▶ Task description:
Where the data below has the string "JSON", return the whole line.

======== Provided records ========

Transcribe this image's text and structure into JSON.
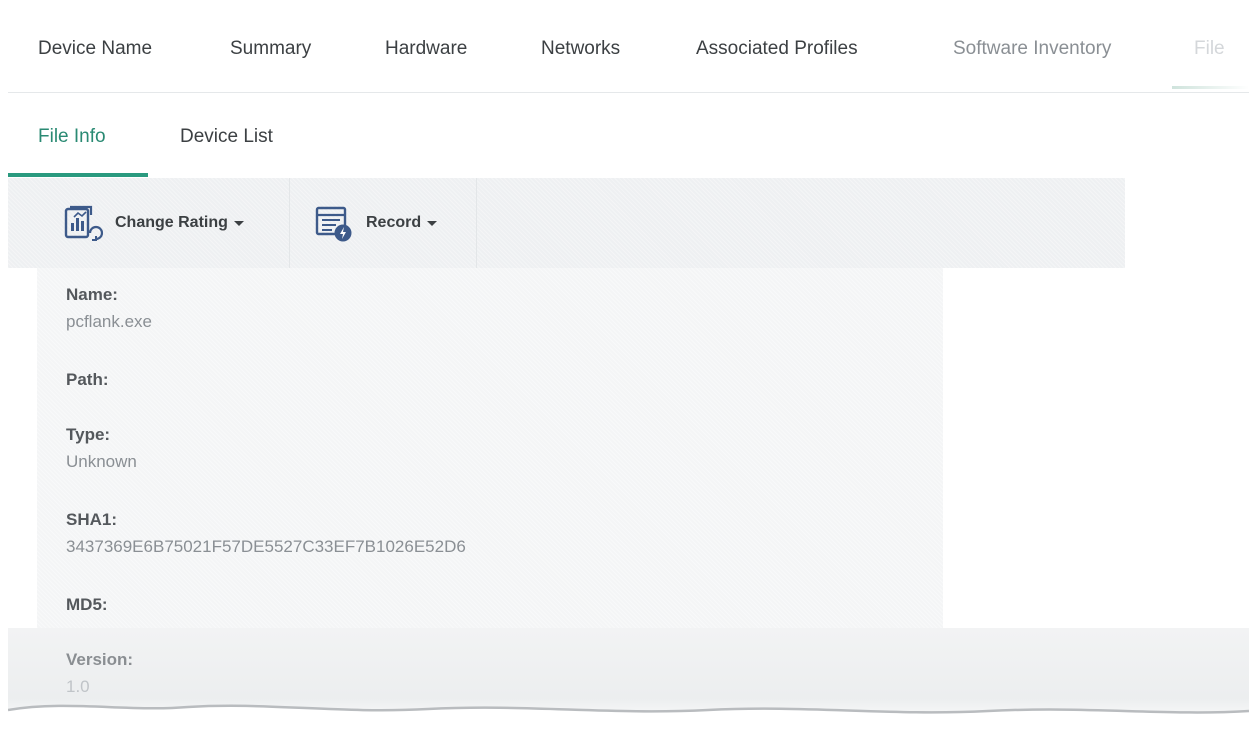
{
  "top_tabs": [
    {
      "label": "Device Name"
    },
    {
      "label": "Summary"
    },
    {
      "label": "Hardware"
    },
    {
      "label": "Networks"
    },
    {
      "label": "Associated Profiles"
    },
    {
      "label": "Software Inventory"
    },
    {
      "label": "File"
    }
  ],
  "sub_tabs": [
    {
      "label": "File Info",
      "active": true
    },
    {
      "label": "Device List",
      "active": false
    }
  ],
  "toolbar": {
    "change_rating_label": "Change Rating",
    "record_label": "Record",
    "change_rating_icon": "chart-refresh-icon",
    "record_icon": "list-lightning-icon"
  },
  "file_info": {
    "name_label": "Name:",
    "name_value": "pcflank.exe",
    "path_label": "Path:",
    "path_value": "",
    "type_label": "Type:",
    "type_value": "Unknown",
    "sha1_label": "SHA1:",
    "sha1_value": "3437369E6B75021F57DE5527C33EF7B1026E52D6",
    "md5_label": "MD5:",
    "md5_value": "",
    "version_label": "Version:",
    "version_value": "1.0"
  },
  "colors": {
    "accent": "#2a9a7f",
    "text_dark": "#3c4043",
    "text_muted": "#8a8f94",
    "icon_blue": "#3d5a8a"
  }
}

========
======== Provided records ========

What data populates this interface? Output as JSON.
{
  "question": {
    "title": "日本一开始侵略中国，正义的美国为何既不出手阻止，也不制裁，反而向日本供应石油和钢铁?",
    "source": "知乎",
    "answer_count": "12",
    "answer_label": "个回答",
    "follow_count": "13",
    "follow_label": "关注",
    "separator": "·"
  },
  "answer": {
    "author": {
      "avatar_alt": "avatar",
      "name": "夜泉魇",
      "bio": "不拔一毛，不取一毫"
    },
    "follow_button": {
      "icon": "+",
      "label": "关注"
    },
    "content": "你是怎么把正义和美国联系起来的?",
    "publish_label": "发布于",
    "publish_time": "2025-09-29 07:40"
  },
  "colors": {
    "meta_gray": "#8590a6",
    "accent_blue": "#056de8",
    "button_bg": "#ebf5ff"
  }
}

========

▶ Final result:
Transcribe this image's text and structure into JSON.
What data populates this interface? Output as JSON.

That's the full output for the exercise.